● REQUIRED WORK:
Count how many lines in the material below hold the word "LOBBY"; the reply is that number alone.

● PROVIDED DATA:
===

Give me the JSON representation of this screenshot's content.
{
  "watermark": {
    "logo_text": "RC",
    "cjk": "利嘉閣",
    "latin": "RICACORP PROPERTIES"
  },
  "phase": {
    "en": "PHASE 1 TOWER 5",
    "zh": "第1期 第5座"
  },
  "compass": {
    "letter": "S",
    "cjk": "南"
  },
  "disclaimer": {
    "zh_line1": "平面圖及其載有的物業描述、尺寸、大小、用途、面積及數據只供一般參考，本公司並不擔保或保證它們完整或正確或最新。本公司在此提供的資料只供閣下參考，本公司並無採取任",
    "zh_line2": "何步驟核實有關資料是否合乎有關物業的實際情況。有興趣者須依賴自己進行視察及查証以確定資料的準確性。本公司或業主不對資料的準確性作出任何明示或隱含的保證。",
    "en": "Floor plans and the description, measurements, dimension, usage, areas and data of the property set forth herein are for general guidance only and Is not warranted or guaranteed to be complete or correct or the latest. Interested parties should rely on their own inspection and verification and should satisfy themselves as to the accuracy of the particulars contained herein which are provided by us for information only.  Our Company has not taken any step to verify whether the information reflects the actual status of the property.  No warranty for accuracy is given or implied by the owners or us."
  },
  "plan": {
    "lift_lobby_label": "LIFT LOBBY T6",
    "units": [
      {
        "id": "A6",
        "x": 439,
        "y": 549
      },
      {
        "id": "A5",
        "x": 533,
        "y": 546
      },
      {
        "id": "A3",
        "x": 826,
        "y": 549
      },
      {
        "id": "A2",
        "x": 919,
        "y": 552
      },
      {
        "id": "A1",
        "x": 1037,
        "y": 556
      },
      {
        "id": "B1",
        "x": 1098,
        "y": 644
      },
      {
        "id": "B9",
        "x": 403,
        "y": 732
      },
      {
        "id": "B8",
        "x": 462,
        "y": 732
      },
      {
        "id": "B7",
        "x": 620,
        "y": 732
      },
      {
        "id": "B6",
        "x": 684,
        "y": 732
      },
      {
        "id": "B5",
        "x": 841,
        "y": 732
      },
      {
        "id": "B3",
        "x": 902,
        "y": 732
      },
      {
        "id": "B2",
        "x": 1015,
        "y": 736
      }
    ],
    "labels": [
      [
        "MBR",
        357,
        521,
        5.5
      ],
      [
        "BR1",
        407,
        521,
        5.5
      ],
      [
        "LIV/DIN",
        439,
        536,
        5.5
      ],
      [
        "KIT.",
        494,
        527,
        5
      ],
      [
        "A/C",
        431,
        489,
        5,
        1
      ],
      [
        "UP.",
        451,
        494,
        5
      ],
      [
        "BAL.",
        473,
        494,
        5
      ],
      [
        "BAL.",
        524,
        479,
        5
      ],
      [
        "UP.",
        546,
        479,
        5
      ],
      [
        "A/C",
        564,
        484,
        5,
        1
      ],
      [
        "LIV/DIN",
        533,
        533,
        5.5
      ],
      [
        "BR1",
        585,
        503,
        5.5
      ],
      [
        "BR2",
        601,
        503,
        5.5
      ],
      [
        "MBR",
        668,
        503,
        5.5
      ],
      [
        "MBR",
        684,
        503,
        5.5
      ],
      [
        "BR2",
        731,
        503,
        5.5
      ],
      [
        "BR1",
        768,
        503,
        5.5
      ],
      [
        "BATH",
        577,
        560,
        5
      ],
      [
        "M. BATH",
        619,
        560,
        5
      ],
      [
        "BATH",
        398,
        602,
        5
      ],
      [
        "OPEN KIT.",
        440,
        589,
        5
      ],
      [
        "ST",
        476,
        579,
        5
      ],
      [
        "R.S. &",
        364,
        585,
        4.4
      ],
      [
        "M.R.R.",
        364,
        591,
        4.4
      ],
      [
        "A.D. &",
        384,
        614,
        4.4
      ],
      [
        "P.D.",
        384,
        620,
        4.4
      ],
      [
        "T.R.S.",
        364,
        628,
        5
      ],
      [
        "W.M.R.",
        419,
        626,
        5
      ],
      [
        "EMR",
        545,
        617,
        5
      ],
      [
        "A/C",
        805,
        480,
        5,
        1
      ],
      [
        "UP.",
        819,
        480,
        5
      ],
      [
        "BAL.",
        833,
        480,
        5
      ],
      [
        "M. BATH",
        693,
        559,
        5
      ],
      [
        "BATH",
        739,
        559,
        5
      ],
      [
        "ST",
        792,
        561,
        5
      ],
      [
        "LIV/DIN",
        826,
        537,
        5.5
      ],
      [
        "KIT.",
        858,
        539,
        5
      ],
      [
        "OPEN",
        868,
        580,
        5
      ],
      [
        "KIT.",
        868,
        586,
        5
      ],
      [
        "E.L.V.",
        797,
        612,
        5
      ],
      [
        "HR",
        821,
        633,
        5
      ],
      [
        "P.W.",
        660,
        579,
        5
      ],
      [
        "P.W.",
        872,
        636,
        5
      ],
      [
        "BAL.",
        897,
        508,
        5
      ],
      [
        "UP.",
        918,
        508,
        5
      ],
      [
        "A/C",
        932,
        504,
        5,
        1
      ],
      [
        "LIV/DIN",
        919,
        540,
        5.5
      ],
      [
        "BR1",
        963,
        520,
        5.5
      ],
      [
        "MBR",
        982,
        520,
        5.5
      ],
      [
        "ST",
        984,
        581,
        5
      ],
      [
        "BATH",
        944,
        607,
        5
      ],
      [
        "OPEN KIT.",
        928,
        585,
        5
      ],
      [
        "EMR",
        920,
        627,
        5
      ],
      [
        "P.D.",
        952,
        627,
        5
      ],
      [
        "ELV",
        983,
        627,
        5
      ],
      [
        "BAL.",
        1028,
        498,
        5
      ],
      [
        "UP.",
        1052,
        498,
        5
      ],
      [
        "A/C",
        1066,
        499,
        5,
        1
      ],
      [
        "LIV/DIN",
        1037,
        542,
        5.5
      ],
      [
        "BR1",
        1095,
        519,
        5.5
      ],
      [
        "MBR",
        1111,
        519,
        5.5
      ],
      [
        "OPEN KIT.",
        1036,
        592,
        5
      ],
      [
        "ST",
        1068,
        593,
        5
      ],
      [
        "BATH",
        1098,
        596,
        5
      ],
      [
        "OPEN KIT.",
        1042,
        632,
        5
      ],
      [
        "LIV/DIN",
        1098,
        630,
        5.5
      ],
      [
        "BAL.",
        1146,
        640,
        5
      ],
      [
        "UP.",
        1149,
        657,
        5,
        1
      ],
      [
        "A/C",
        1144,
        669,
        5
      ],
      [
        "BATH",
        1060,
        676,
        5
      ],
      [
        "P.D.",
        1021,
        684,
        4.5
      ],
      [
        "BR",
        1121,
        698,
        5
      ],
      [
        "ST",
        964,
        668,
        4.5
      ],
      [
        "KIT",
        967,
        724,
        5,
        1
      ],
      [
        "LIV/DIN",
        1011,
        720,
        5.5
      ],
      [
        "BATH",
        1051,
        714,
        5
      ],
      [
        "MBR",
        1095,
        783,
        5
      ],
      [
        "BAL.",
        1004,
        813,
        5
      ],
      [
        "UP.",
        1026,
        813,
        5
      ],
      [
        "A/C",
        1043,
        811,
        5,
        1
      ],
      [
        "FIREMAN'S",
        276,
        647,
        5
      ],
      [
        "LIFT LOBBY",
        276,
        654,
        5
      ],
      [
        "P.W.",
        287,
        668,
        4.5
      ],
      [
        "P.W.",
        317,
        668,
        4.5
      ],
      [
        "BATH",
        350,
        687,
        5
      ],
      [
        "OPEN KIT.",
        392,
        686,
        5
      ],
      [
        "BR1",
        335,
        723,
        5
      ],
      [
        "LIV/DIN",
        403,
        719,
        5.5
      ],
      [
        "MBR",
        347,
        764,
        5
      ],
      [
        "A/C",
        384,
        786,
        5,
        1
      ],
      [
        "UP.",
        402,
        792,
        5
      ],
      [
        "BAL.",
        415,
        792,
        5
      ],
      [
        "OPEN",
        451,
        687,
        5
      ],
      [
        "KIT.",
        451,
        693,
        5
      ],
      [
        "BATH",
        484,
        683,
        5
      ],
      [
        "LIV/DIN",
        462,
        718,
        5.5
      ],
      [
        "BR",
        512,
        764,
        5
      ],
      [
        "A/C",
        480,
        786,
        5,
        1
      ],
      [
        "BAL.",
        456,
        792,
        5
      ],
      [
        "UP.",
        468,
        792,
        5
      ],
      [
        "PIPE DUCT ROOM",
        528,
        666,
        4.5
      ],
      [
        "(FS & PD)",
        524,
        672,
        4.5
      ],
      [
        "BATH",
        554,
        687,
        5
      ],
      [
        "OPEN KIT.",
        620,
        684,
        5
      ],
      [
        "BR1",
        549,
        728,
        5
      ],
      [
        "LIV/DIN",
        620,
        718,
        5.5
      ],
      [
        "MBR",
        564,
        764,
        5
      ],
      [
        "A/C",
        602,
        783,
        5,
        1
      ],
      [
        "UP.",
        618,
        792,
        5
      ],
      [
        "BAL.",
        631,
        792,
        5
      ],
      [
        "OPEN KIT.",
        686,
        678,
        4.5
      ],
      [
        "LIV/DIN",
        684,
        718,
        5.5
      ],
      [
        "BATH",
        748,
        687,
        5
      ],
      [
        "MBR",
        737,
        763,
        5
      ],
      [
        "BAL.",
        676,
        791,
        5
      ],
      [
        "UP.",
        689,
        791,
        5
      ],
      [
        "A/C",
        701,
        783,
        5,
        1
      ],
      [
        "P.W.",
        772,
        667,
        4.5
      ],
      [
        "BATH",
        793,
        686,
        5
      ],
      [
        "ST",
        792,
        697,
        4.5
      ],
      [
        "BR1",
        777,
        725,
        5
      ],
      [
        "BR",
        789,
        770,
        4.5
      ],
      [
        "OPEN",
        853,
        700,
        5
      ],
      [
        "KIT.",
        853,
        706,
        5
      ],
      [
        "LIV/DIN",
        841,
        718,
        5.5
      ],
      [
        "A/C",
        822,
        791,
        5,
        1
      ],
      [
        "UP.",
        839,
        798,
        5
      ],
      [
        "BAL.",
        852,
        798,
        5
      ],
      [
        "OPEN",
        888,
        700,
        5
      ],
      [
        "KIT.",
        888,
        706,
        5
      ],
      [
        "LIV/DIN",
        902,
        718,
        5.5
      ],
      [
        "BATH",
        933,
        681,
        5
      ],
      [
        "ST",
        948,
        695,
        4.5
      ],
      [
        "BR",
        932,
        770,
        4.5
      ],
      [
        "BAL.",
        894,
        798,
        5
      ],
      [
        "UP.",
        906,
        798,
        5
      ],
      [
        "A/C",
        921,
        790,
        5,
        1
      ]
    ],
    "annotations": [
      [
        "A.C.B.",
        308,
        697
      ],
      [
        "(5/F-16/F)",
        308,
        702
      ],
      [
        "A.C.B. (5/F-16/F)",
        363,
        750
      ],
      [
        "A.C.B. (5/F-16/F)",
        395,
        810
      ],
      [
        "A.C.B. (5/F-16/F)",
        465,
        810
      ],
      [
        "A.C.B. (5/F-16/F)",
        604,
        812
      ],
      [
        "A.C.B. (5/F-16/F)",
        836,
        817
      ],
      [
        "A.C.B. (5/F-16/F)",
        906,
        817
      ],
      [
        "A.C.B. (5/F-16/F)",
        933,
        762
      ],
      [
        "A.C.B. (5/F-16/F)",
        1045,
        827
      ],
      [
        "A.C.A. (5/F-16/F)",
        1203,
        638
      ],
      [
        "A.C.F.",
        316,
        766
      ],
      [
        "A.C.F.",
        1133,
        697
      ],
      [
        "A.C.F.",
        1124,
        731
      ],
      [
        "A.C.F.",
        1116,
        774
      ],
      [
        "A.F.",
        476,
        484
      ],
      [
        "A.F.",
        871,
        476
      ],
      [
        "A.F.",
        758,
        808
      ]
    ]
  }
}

===

● ANSWER FOR THIS EXERCISE:
2